** BEGIN MATERIAL PROVIDED **
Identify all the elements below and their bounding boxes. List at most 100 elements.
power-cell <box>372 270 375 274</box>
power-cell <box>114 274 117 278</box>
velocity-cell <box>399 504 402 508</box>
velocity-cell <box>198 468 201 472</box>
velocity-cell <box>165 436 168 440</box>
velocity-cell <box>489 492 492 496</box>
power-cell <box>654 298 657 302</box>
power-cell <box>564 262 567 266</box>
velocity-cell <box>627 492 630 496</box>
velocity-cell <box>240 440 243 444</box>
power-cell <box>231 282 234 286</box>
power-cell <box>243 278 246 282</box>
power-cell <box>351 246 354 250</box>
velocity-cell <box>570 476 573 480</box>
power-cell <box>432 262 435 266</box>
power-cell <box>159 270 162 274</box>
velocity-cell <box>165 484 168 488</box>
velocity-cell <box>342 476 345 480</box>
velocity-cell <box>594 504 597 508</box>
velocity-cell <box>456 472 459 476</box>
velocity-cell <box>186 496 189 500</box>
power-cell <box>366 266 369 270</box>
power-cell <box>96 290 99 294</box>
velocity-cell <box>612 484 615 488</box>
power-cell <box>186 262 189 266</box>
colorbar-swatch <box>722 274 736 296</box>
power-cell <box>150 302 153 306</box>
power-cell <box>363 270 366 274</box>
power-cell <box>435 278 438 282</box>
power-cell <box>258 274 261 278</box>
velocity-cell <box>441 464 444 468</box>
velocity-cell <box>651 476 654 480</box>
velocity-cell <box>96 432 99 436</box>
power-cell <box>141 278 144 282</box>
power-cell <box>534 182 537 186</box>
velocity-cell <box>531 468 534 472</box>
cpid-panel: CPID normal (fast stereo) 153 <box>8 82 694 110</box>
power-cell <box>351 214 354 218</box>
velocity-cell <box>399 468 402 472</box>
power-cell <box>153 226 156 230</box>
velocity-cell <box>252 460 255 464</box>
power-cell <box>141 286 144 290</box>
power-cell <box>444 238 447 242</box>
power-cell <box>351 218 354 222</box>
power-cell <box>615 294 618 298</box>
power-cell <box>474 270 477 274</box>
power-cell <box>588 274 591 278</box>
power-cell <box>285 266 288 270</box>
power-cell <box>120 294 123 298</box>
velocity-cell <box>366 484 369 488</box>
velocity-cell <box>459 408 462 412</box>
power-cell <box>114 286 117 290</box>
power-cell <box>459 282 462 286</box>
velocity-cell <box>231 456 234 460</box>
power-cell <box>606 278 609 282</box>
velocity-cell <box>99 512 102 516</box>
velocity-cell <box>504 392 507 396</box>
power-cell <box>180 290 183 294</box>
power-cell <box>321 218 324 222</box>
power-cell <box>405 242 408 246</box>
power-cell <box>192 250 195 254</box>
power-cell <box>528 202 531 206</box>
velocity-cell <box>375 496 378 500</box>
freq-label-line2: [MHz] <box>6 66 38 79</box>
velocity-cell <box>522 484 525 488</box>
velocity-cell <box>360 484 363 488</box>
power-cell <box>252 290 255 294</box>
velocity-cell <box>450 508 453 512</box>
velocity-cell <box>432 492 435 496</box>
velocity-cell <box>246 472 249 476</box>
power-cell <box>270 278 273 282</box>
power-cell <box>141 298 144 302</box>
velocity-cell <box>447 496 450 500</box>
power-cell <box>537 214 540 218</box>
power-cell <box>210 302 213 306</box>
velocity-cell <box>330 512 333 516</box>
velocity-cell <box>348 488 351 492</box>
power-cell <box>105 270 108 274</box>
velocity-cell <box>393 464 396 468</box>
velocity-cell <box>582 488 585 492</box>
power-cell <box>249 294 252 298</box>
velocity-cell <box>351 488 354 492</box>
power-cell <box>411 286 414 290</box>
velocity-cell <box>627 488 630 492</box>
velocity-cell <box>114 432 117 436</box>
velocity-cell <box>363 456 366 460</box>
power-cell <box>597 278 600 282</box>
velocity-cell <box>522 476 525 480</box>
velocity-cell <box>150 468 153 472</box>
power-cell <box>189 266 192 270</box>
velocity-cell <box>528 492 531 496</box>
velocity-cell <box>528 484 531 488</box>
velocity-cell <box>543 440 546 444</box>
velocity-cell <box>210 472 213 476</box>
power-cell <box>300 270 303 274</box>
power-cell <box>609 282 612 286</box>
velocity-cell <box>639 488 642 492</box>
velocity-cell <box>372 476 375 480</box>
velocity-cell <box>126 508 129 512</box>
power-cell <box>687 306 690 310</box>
** END MATERIAL PROVIDED **
*WORK REQUIRED*: Format the items above as a numbered list, beginning at their first line and continuing through the line containing "power-cell <box>285 266 288 270</box>", both included. Omit blank lines.

*RESULT OF THIS TASK*:
1. Identify all the elements below and their bounding boxes. List at most 100 elements.
2. power-cell <box>372 270 375 274</box>
3. power-cell <box>114 274 117 278</box>
4. velocity-cell <box>399 504 402 508</box>
5. velocity-cell <box>198 468 201 472</box>
6. velocity-cell <box>165 436 168 440</box>
7. velocity-cell <box>489 492 492 496</box>
8. power-cell <box>654 298 657 302</box>
9. power-cell <box>564 262 567 266</box>
10. velocity-cell <box>627 492 630 496</box>
11. velocity-cell <box>240 440 243 444</box>
12. power-cell <box>231 282 234 286</box>
13. power-cell <box>243 278 246 282</box>
14. power-cell <box>351 246 354 250</box>
15. velocity-cell <box>570 476 573 480</box>
16. power-cell <box>432 262 435 266</box>
17. power-cell <box>159 270 162 274</box>
18. velocity-cell <box>165 484 168 488</box>
19. velocity-cell <box>342 476 345 480</box>
20. velocity-cell <box>594 504 597 508</box>
21. velocity-cell <box>456 472 459 476</box>
22. velocity-cell <box>186 496 189 500</box>
23. power-cell <box>366 266 369 270</box>
24. power-cell <box>96 290 99 294</box>
25. velocity-cell <box>612 484 615 488</box>
26. power-cell <box>186 262 189 266</box>
27. colorbar-swatch <box>722 274 736 296</box>
28. power-cell <box>150 302 153 306</box>
29. power-cell <box>363 270 366 274</box>
30. power-cell <box>435 278 438 282</box>
31. power-cell <box>258 274 261 278</box>
32. velocity-cell <box>441 464 444 468</box>
33. velocity-cell <box>651 476 654 480</box>
34. velocity-cell <box>96 432 99 436</box>
35. power-cell <box>141 278 144 282</box>
36. power-cell <box>534 182 537 186</box>
37. velocity-cell <box>531 468 534 472</box>
38. cpid-panel: CPID normal (fast stereo) 153 <box>8 82 694 110</box>
39. power-cell <box>351 214 354 218</box>
40. velocity-cell <box>399 468 402 472</box>
41. power-cell <box>153 226 156 230</box>
42. velocity-cell <box>252 460 255 464</box>
43. power-cell <box>141 286 144 290</box>
44. power-cell <box>444 238 447 242</box>
45. power-cell <box>351 218 354 222</box>
46. power-cell <box>615 294 618 298</box>
47. power-cell <box>474 270 477 274</box>
48. power-cell <box>588 274 591 278</box>
49. power-cell <box>285 266 288 270</box>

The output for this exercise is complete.